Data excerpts
■ ■ ■ ■ ■ ■ ■
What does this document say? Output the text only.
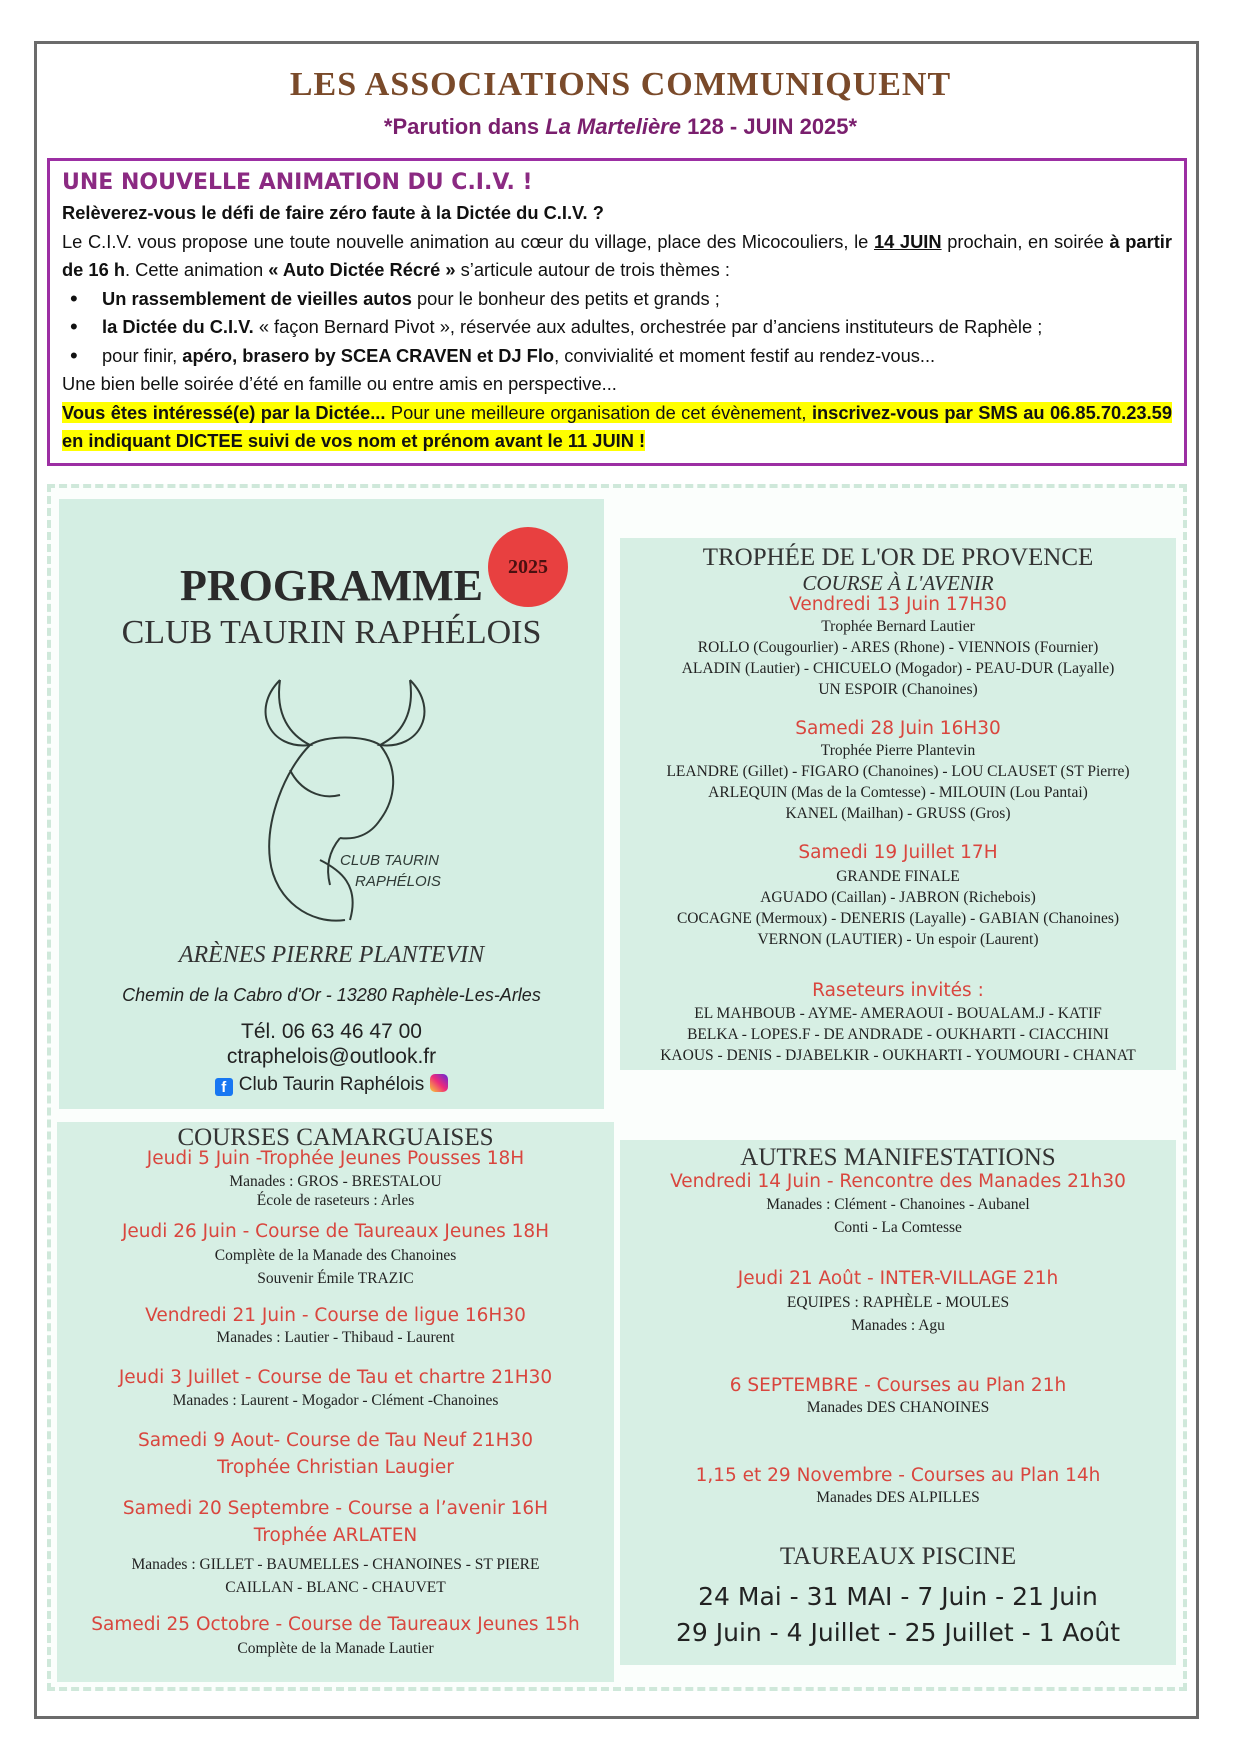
LES ASSOCIATIONS COMMUNIQUENT
*Parution dans La Martelière 128 - JUIN 2025*
UNE NOUVELLE ANIMATION DU C.I.V. !

Relèverez-vous le défi de faire zéro faute à la Dictée du C.I.V. ?

Le C.I.V. vous propose une toute nouvelle animation au cœur du village, place des Micocouliers, le 14 JUIN prochain, en soirée à partir de 16 h. Cette animation « Auto Dictée Récré » s’articule autour de trois thèmes :

• Un rassemblement de vieilles autos pour le bonheur des petits et grands ;
• la Dictée du C.I.V. « façon Bernard Pivot », réservée aux adultes, orchestrée par d’anciens instituteurs de Raphèle ;
• pour finir, apéro, brasero by SCEA CRAVEN et DJ Flo, convivialité et moment festif au rendez-vous...

Une bien belle soirée d’été en famille ou entre amis en perspective...

Vous êtes intéressé(e) par la Dictée... Pour une meilleure organisation de cet évènement, inscrivez-vous par SMS au 06.85.70.23.59 en indiquant DICTEE suivi de vos nom et prénom avant le 11 JUIN !

2025
PROGRAMME
CLUB TAURIN RAPHÉLOIS
CLUB TAURIN
RAPHÉLOIS
ARÈNES PIERRE PLANTEVIN
Chemin de la Cabro d'Or - 13280 Raphèle-Les-Arles
Tél. 06 63 46 47 00
ctraphelois@outlook.fr
f Club Taurin Raphélois
TROPHÉE DE L'OR DE PROVENCE
COURSE À L'AVENIR
Vendredi 13 Juin 17H30
Trophée Bernard Lautier
ROLLO (Cougourlier) - ARES (Rhone) - VIENNOIS (Fournier)
ALADIN (Lautier) - CHICUELO (Mogador) - PEAU-DUR (Layalle)
UN ESPOIR (Chanoines)
Samedi 28 Juin 16H30
Trophée Pierre Plantevin
LEANDRE (Gillet) - FIGARO (Chanoines) - LOU CLAUSET (ST Pierre)
ARLEQUIN (Mas de la Comtesse) - MILOUIN (Lou Pantai)
KANEL (Mailhan) - GRUSS (Gros)
Samedi 19 Juillet 17H
GRANDE FINALE
AGUADO (Caillan) - JABRON (Richebois)
COCAGNE (Mermoux) - DENERIS (Layalle) - GABIAN (Chanoines)
VERNON (LAUTIER) - Un espoir (Laurent)
Raseteurs invités :
EL MAHBOUB - AYME- AMERAOUI - BOUALAM.J - KATIF
BELKA - LOPES.F - DE ANDRADE - OUKHARTI - CIACCHINI
KAOUS - DENIS - DJABELKIR - OUKHARTI - YOUMOURI - CHANAT
COURSES CAMARGUAISES
Jeudi 5 Juin -Trophée Jeunes Pousses 18H
Manades : GROS - BRESTALOU
École de raseteurs : Arles
Jeudi 26 Juin - Course de Taureaux Jeunes 18H
Complète de la Manade des Chanoines
Souvenir Émile TRAZIC
Vendredi 21 Juin - Course de ligue 16H30
Manades : Lautier - Thibaud - Laurent
Jeudi 3 Juillet - Course de Tau et chartre 21H30
Manades : Laurent - Mogador - Clément -Chanoines
Samedi 9 Aout- Course de Tau Neuf 21H30
Trophée Christian Laugier
Samedi 20 Septembre - Course a l’avenir 16H
Trophée ARLATEN
Manades : GILLET - BAUMELLES - CHANOINES - ST PIERE
CAILLAN - BLANC - CHAUVET
Samedi 25 Octobre - Course de Taureaux Jeunes 15h
Complète de la Manade Lautier
AUTRES MANIFESTATIONS
Vendredi 14 Juin - Rencontre des Manades 21h30
Manades : Clément - Chanoines - Aubanel
Conti - La Comtesse
Jeudi 21 Août - INTER-VILLAGE 21h
EQUIPES : RAPHÈLE - MOULES
Manades : Agu
6 SEPTEMBRE - Courses au Plan 21h
Manades DES CHANOINES
1,15 et 29 Novembre - Courses au Plan 14h
Manades DES ALPILLES
TAUREAUX PISCINE
24 Mai - 31 MAI - 7 Juin - 21 Juin
29 Juin - 4 Juillet - 25 Juillet - 1 Août
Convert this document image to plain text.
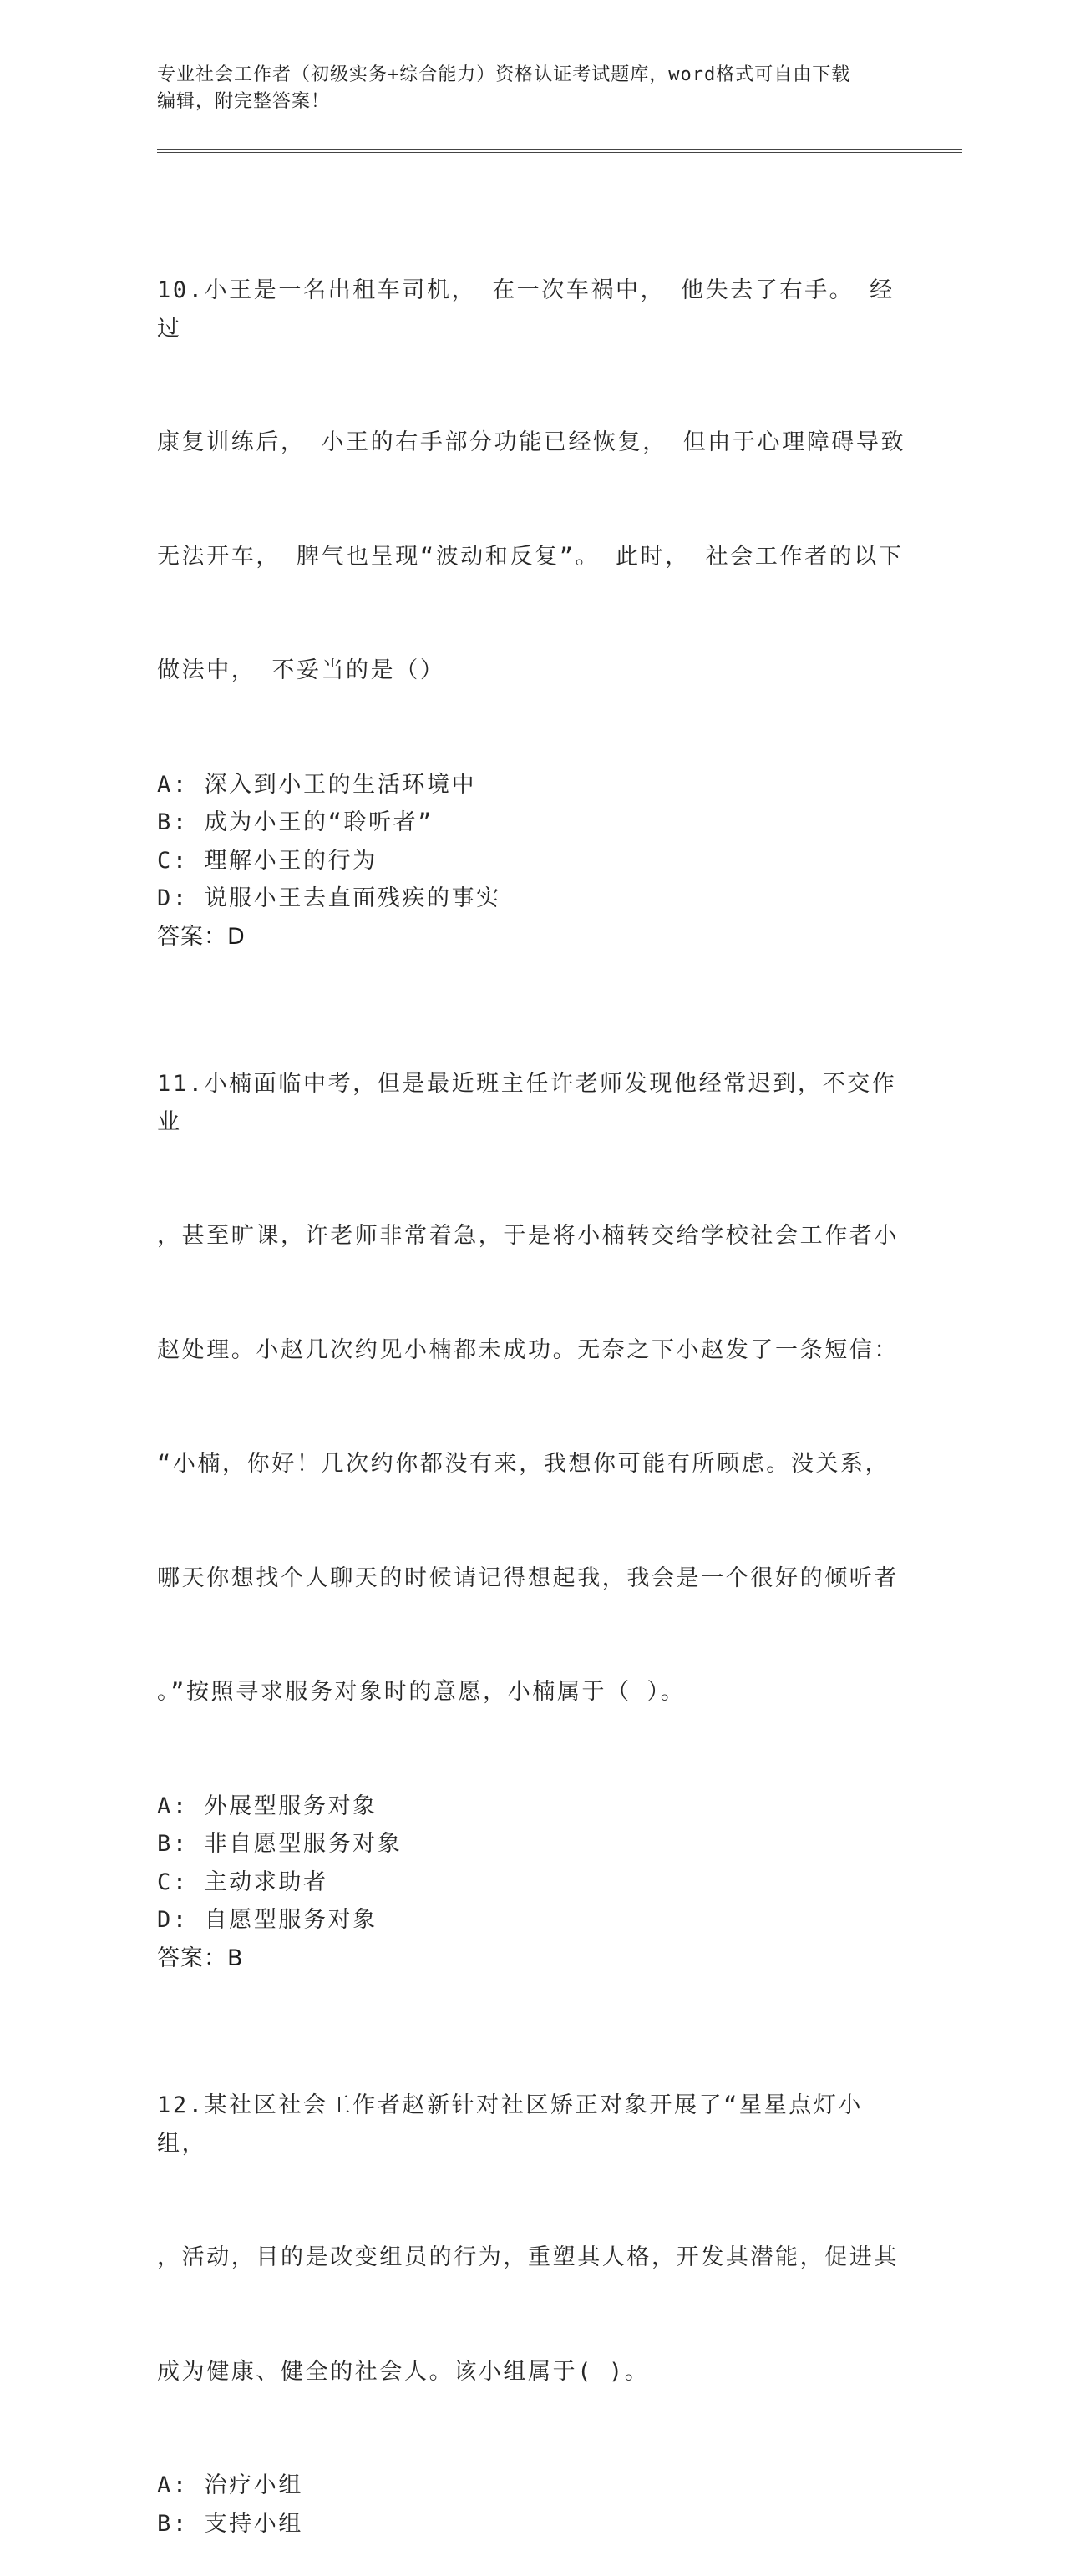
专业社会工作者（初级实务+综合能力）资格认证考试题库，word格式可自由下载
编辑，附完整答案！

10.小王是一名出租车司机， 在一次车祸中， 他失去了右手。 经过

康复训练后， 小王的右手部分功能已经恢复， 但由于心理障碍导致

无法开车， 脾气也呈现“波动和反复”。 此时， 社会工作者的以下

做法中， 不妥当的是（）

A: 深入到小王的生活环境中
B: 成为小王的“聆听者”
C: 理解小王的行为
D: 说服小王去直面残疾的事实
答案：D

11.小楠面临中考，但是最近班主任许老师发现他经常迟到，不交作业

，甚至旷课，许老师非常着急，于是将小楠转交给学校社会工作者小

赵处理。小赵几次约见小楠都未成功。无奈之下小赵发了一条短信：

“小楠，你好！几次约你都没有来，我想你可能有所顾虑。没关系，

哪天你想找个人聊天的时候请记得想起我，我会是一个很好的倾听者

。”按照寻求服务对象时的意愿，小楠属于（ ）。

A: 外展型服务对象
B: 非自愿型服务对象
C: 主动求助者
D: 自愿型服务对象
答案：B

12.某社区社会工作者赵新针对社区矫正对象开展了“星星点灯小组，

，活动，目的是改变组员的行为，重塑其人格，开发其潜能，促进其

成为健康、健全的社会人。该小组属于( )。

A: 治疗小组
B: 支持小组
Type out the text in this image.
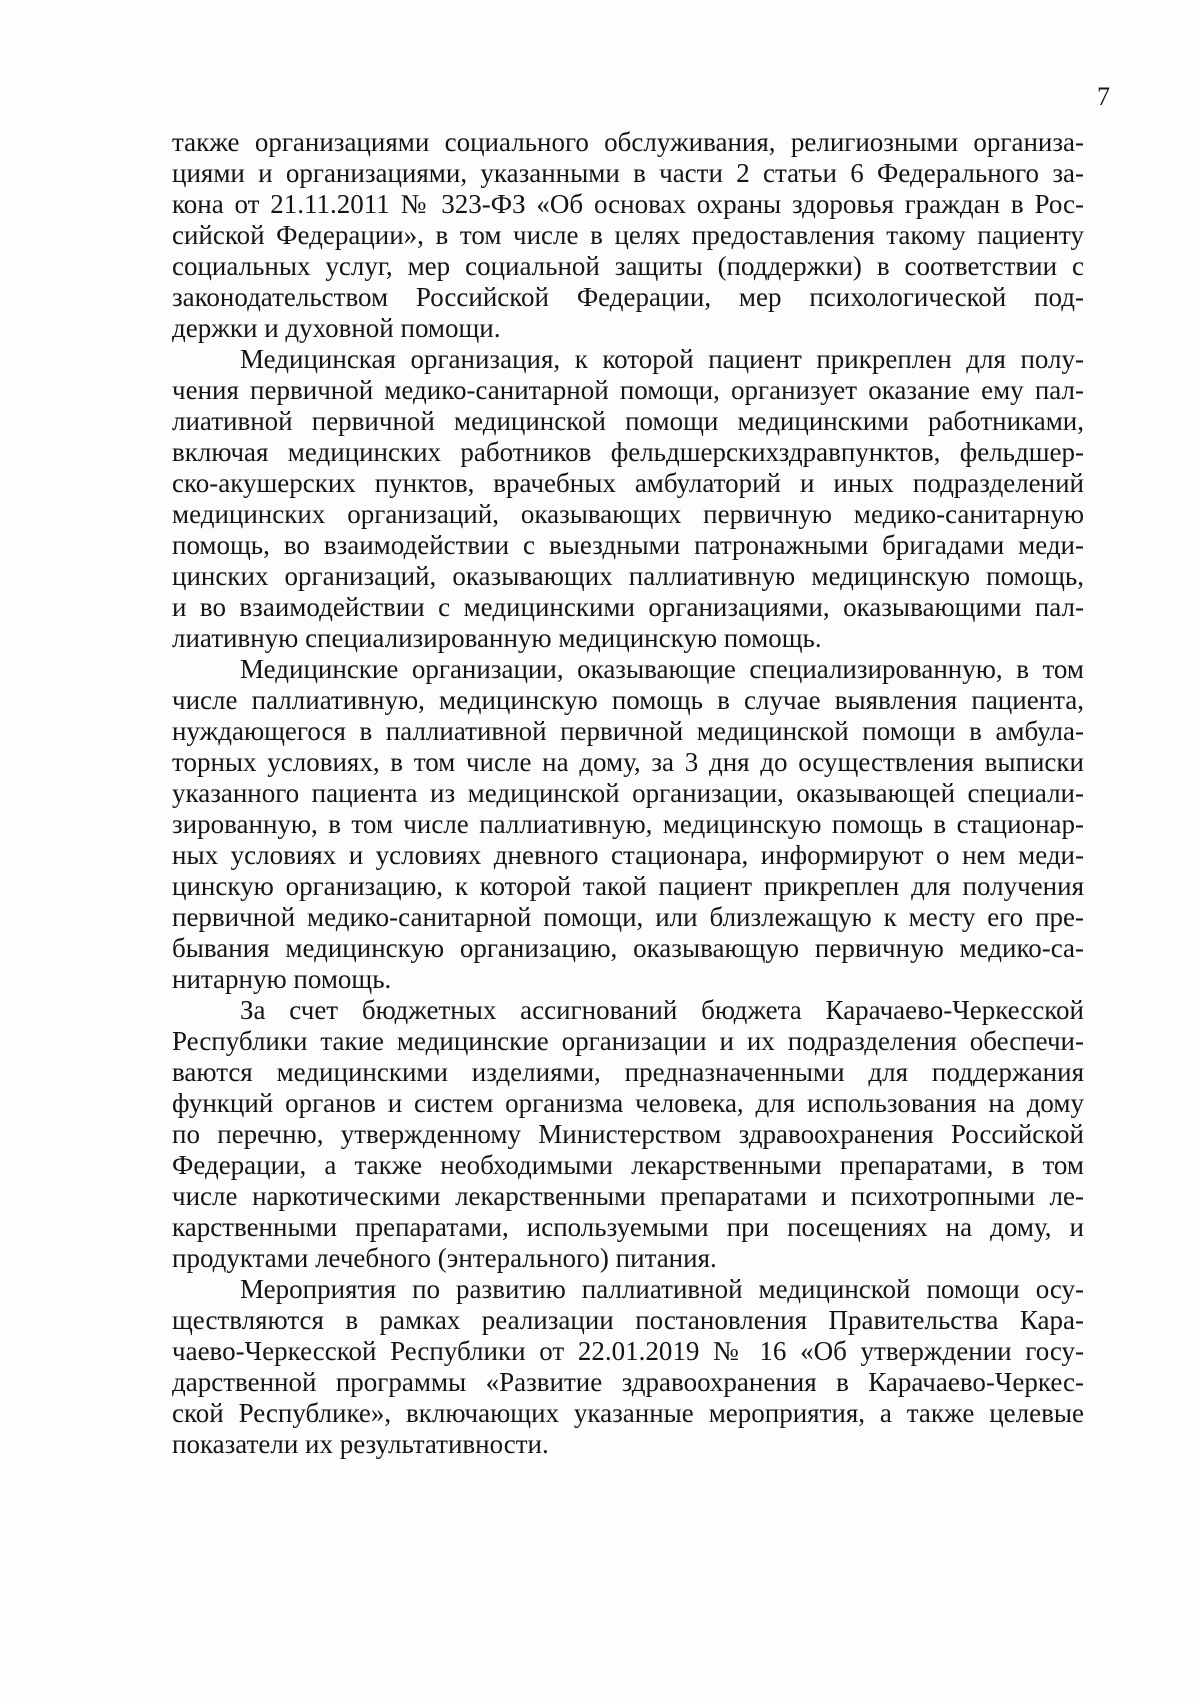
7
также организациями социального обслуживания, религиозными организа-
циями и организациями, указанными в части 2 статьи 6 Федерального за-
кона от 21.11.2011 № 323-ФЗ «Об основах охраны здоровья граждан в Рос-
сийской Федерации», в том числе в целях предоставления такому пациенту
социальных услуг, мер социальной защиты (поддержки) в соответствии с
законодательством Российской Федерации, мер психологической под-
держки и духовной помощи.
Медицинская организация, к которой пациент прикреплен для полу-
чения первичной медико-санитарной помощи, организует оказание ему пал-
лиативной первичной медицинской помощи медицинскими работниками,
включая медицинских работников фельдшерскихздравпунктов, фельдшер-
ско-акушерских пунктов, врачебных амбулаторий и иных подразделений
медицинских организаций, оказывающих первичную медико-санитарную
помощь, во взаимодействии с выездными патронажными бригадами меди-
цинских организаций, оказывающих паллиативную медицинскую помощь,
и во взаимодействии с медицинскими организациями, оказывающими пал-
лиативную специализированную медицинскую помощь.
Медицинские организации, оказывающие специализированную, в том
числе паллиативную, медицинскую помощь в случае выявления пациента,
нуждающегося в паллиативной первичной медицинской помощи в амбула-
торных условиях, в том числе на дому, за 3 дня до осуществления выписки
указанного пациента из медицинской организации, оказывающей специали-
зированную, в том числе паллиативную, медицинскую помощь в стационар-
ных условиях и условиях дневного стационара, информируют о нем меди-
цинскую организацию, к которой такой пациент прикреплен для получения
первичной медико-санитарной помощи, или близлежащую к месту его пре-
бывания медицинскую организацию, оказывающую первичную медико-са-
нитарную помощь.
За счет бюджетных ассигнований бюджета Карачаево-Черкесской
Республики такие медицинские организации и их подразделения обеспечи-
ваются медицинскими изделиями, предназначенными для поддержания
функций органов и систем организма человека, для использования на дому
по перечню, утвержденному Министерством здравоохранения Российской
Федерации, а также необходимыми лекарственными препаратами, в том
числе наркотическими лекарственными препаратами и психотропными ле-
карственными препаратами, используемыми при посещениях на дому, и
продуктами лечебного (энтерального) питания.
Мероприятия по развитию паллиативной медицинской помощи осу-
ществляются в рамках реализации постановления Правительства Кара-
чаево-Черкесской Республики от 22.01.2019 № 16 «Об утверждении госу-
дарственной программы «Развитие здравоохранения в Карачаево-Черкес-
ской Республике», включающих указанные мероприятия, а также целевые
показатели их результативности.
■ ■ ■ ■ ■ ■ ■
Display every line of the listing that contains the string "Clément".

Manades : Laurent - Mogador - Clément -Chanoines
Manades : Clément - Chanoines - Aubanel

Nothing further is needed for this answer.